Material shown |
>> Start
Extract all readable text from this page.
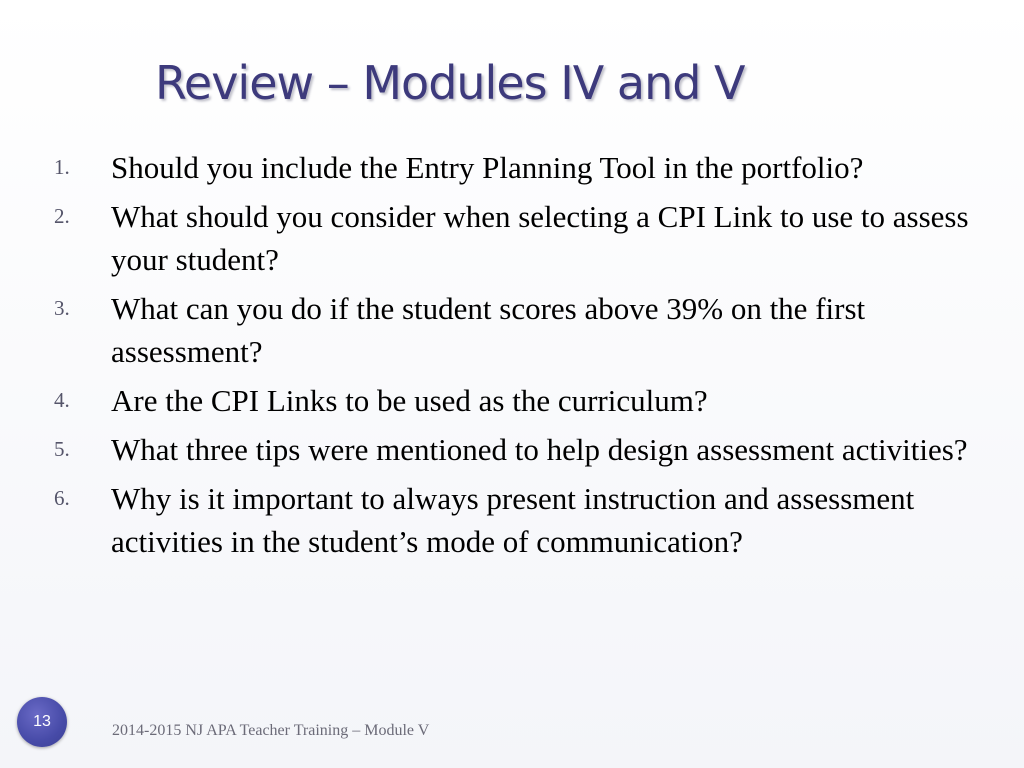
Review – Modules IV and V
1. Should you include the Entry Planning Tool in the portfolio?
2. What should you consider when selecting a CPI Link to use to assess your student?
3. What can you do if the student scores above 39% on the first assessment?
4. Are the CPI Links to be used as the curriculum?
5. What three tips were mentioned to help design assessment activities?
6. Why is it important to always present instruction and assessment activities in the student’s mode of communication?
13
2014-2015 NJ APA Teacher Training – Module V
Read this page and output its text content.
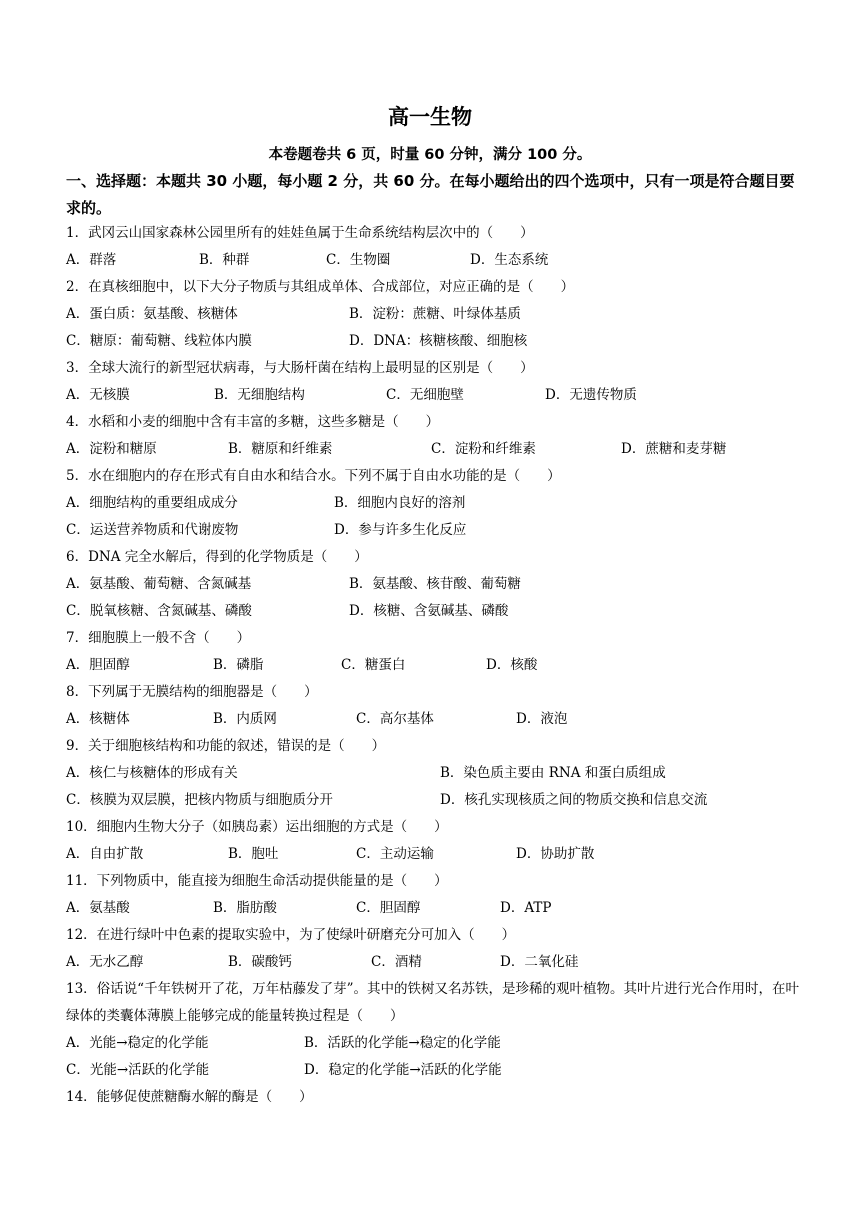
高一生物
本卷题卷共 6 页，时量 60 分钟，满分 100 分。
一、选择题：本题共 30 小题，每小题 2 分，共 60 分。在每小题给出的四个选项中，只有一项是符合题目要求的。
1．武冈云山国家森林公园里所有的娃娃鱼属于生命系统结构层次中的（　　）
A．群落	B．种群	C．生物圈	D．生态系统
2．在真核细胞中，以下大分子物质与其组成单体、合成部位，对应正确的是（　　）
A．蛋白质：氨基酸、核糖体	B．淀粉：蔗糖、叶绿体基质
C．糖原：葡萄糖、线粒体内膜	D．DNA：核糖核酸、细胞核
3．全球大流行的新型冠状病毒，与大肠杆菌在结构上最明显的区别是（　　）
A．无核膜	B．无细胞结构	C．无细胞壁	D．无遗传物质
4．水稻和小麦的细胞中含有丰富的多糖，这些多糖是（　　）
A．淀粉和糖原	B．糖原和纤维素	C．淀粉和纤维素	D．蔗糖和麦芽糖
5．水在细胞内的存在形式有自由水和结合水。下列不属于自由水功能的是（　　）
A．细胞结构的重要组成成分	B．细胞内良好的溶剂
C．运送营养物质和代谢废物	D．参与许多生化反应
6．DNA 完全水解后，得到的化学物质是（　　）
A．氨基酸、葡萄糖、含氮碱基	B．氨基酸、核苷酸、葡萄糖
C．脱氧核糖、含氮碱基、磷酸	D．核糖、含氨碱基、磷酸
7．细胞膜上一般不含（　　）
A．胆固醇	B．磷脂	C．糖蛋白	D．核酸
8．下列属于无膜结构的细胞器是（　　）
A．核糖体	B．内质网	C．高尔基体	D．液泡
9．关于细胞核结构和功能的叙述，错误的是（　　）
A．核仁与核糖体的形成有关	B．染色质主要由 RNA 和蛋白质组成
C．核膜为双层膜，把核内物质与细胞质分开	D．核孔实现核质之间的物质交换和信息交流
10．细胞内生物大分子（如胰岛素）运出细胞的方式是（　　）
A．自由扩散	B．胞吐	C．主动运输	D．协助扩散
11．下列物质中，能直接为细胞生命活动提供能量的是（　　）
A．氨基酸	B．脂肪酸	C．胆固醇	D．ATP
12．在进行绿叶中色素的提取实验中，为了使绿叶研磨充分可加入（　　）
A．无水乙醇	B．碳酸钙	C．酒精	D．二氧化硅
13．俗话说“千年铁树开了花，万年枯藤发了芽”。其中的铁树又名苏铁，是珍稀的观叶植物。其叶片进行光合作用时，在叶绿体的类囊体薄膜上能够完成的能量转换过程是（　　）
A．光能→稳定的化学能	B．活跃的化学能→稳定的化学能
C．光能→活跃的化学能	D．稳定的化学能→活跃的化学能
14．能够促使蔗糖酶水解的酶是（　　）
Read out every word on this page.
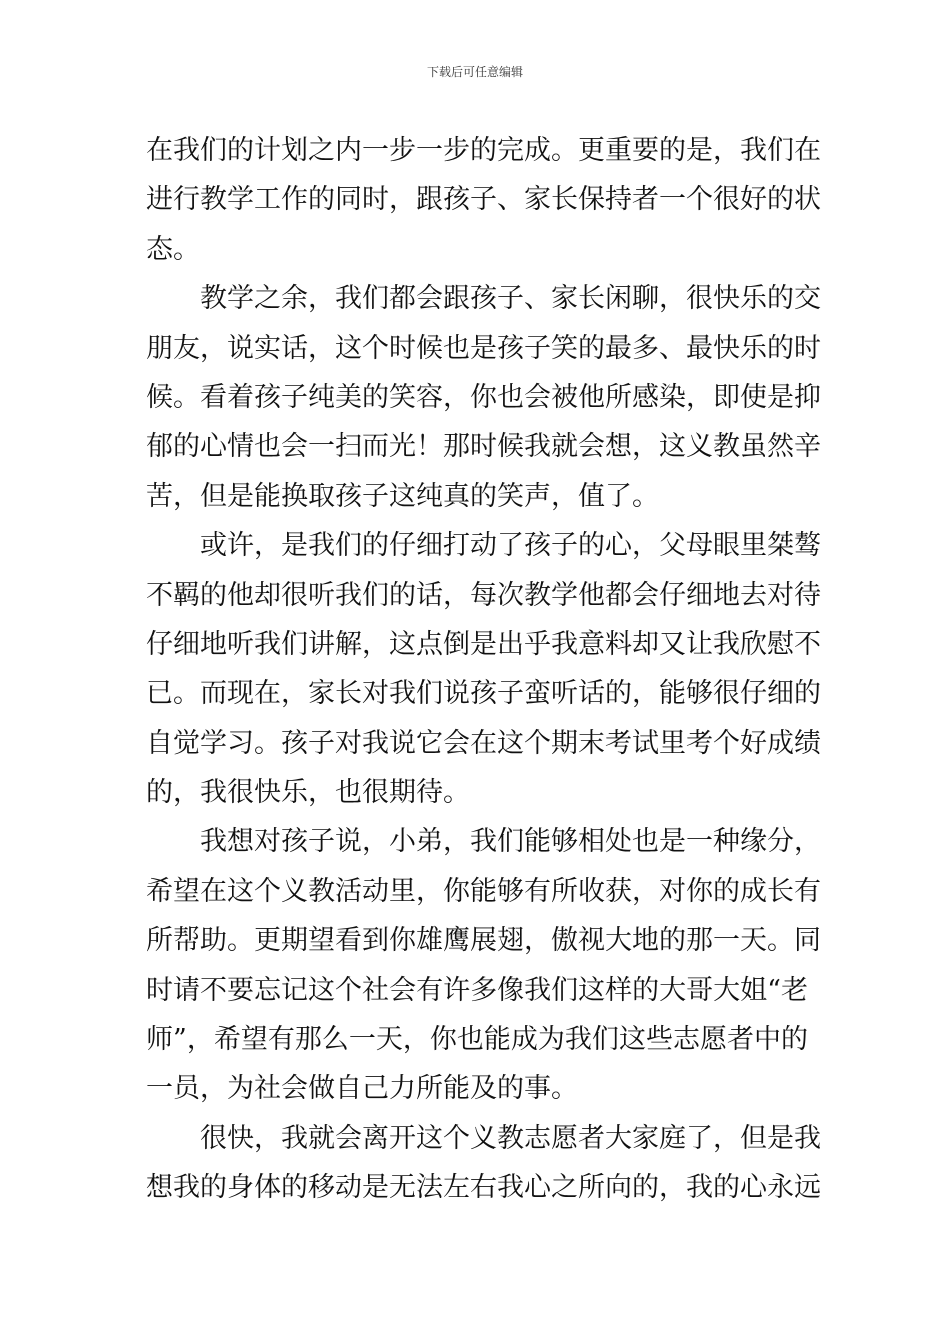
下载后可任意编辑
在我们的计划之内一步一步的完成。更重要的是，我们在
进行教学工作的同时，跟孩子、家长保持者一个很好的状
态。
教学之余，我们都会跟孩子、家长闲聊，很快乐的交
朋友，说实话，这个时候也是孩子笑的最多、最快乐的时
候。看着孩子纯美的笑容，你也会被他所感染，即使是抑
郁的心情也会一扫而光！那时候我就会想，这义教虽然辛
苦，但是能换取孩子这纯真的笑声，值了。
或许，是我们的仔细打动了孩子的心，父母眼里桀骜
不羁的他却很听我们的话，每次教学他都会仔细地去对待
仔细地听我们讲解，这点倒是出乎我意料却又让我欣慰不
已。而现在，家长对我们说孩子蛮听话的，能够很仔细的
自觉学习。孩子对我说它会在这个期末考试里考个好成绩
的，我很快乐，也很期待。
我想对孩子说，小弟，我们能够相处也是一种缘分，
希望在这个义教活动里，你能够有所收获，对你的成长有
所帮助。更期望看到你雄鹰展翅，傲视大地的那一天。同
时请不要忘记这个社会有许多像我们这样的大哥大姐“老
师”，希望有那么一天，你也能成为我们这些志愿者中的
一员，为社会做自己力所能及的事。
很快，我就会离开这个义教志愿者大家庭了，但是我
想我的身体的移动是无法左右我心之所向的，我的心永远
>> End
Written request |
Repeat the data above exactly, but not the pictures.

Result |
Extract all readable text from this page.
Review – Modules IV and V
1. Should you include the Entry Planning Tool in the portfolio?
2. What should you consider when selecting a CPI Link to use to assess your student?
3. What can you do if the student scores above 39% on the first assessment?
4. Are the CPI Links to be used as the curriculum?
5. What three tips were mentioned to help design assessment activities?
6. Why is it important to always present instruction and assessment activities in the student’s mode of communication?
13
2014-2015 NJ APA Teacher Training – Module V
Read this page and output its text content.
高一生物
本卷题卷共 6 页，时量 60 分钟，满分 100 分。
一、选择题：本题共 30 小题，每小题 2 分，共 60 分。在每小题给出的四个选项中，只有一项是符合题目要求的。
1．武冈云山国家森林公园里所有的娃娃鱼属于生命系统结构层次中的（　　）
A．群落	B．种群	C．生物圈	D．生态系统
2．在真核细胞中，以下大分子物质与其组成单体、合成部位，对应正确的是（　　）
A．蛋白质：氨基酸、核糖体	B．淀粉：蔗糖、叶绿体基质
C．糖原：葡萄糖、线粒体内膜	D．DNA：核糖核酸、细胞核
3．全球大流行的新型冠状病毒，与大肠杆菌在结构上最明显的区别是（　　）
A．无核膜	B．无细胞结构	C．无细胞壁	D．无遗传物质
4．水稻和小麦的细胞中含有丰富的多糖，这些多糖是（　　）
A．淀粉和糖原	B．糖原和纤维素	C．淀粉和纤维素	D．蔗糖和麦芽糖
5．水在细胞内的存在形式有自由水和结合水。下列不属于自由水功能的是（　　）
A．细胞结构的重要组成成分	B．细胞内良好的溶剂
C．运送营养物质和代谢废物	D．参与许多生化反应
6．DNA 完全水解后，得到的化学物质是（　　）
A．氨基酸、葡萄糖、含氮碱基	B．氨基酸、核苷酸、葡萄糖
C．脱氧核糖、含氮碱基、磷酸	D．核糖、含氨碱基、磷酸
7．细胞膜上一般不含（　　）
A．胆固醇	B．磷脂	C．糖蛋白	D．核酸
8．下列属于无膜结构的细胞器是（　　）
A．核糖体	B．内质网	C．高尔基体	D．液泡
9．关于细胞核结构和功能的叙述，错误的是（　　）
A．核仁与核糖体的形成有关	B．染色质主要由 RNA 和蛋白质组成
C．核膜为双层膜，把核内物质与细胞质分开	D．核孔实现核质之间的物质交换和信息交流
10．细胞内生物大分子（如胰岛素）运出细胞的方式是（　　）
A．自由扩散	B．胞吐	C．主动运输	D．协助扩散
11．下列物质中，能直接为细胞生命活动提供能量的是（　　）
A．氨基酸	B．脂肪酸	C．胆固醇	D．ATP
12．在进行绿叶中色素的提取实验中，为了使绿叶研磨充分可加入（　　）
A．无水乙醇	B．碳酸钙	C．酒精	D．二氧化硅
13．俗话说“千年铁树开了花，万年枯藤发了芽”。其中的铁树又名苏铁，是珍稀的观叶植物。其叶片进行光合作用时，在叶绿体的类囊体薄膜上能够完成的能量转换过程是（　　）
A．光能→稳定的化学能	B．活跃的化学能→稳定的化学能
C．光能→活跃的化学能	D．稳定的化学能→活跃的化学能
14．能够促使蔗糖酶水解的酶是（　　）
Read out every word on this page.
下载后可任意编辑
在我们的计划之内一步一步的完成。更重要的是，我们在
进行教学工作的同时，跟孩子、家长保持者一个很好的状
态。
教学之余，我们都会跟孩子、家长闲聊，很快乐的交
朋友，说实话，这个时候也是孩子笑的最多、最快乐的时
候。看着孩子纯美的笑容，你也会被他所感染，即使是抑
郁的心情也会一扫而光！那时候我就会想，这义教虽然辛
苦，但是能换取孩子这纯真的笑声，值了。
或许，是我们的仔细打动了孩子的心，父母眼里桀骜
不羁的他却很听我们的话，每次教学他都会仔细地去对待
仔细地听我们讲解，这点倒是出乎我意料却又让我欣慰不
已。而现在，家长对我们说孩子蛮听话的，能够很仔细的
自觉学习。孩子对我说它会在这个期末考试里考个好成绩
的，我很快乐，也很期待。
我想对孩子说，小弟，我们能够相处也是一种缘分，
希望在这个义教活动里，你能够有所收获，对你的成长有
所帮助。更期望看到你雄鹰展翅，傲视大地的那一天。同
时请不要忘记这个社会有许多像我们这样的大哥大姐“老
师”，希望有那么一天，你也能成为我们这些志愿者中的
一员，为社会做自己力所能及的事。
很快，我就会离开这个义教志愿者大家庭了，但是我
想我的身体的移动是无法左右我心之所向的，我的心永远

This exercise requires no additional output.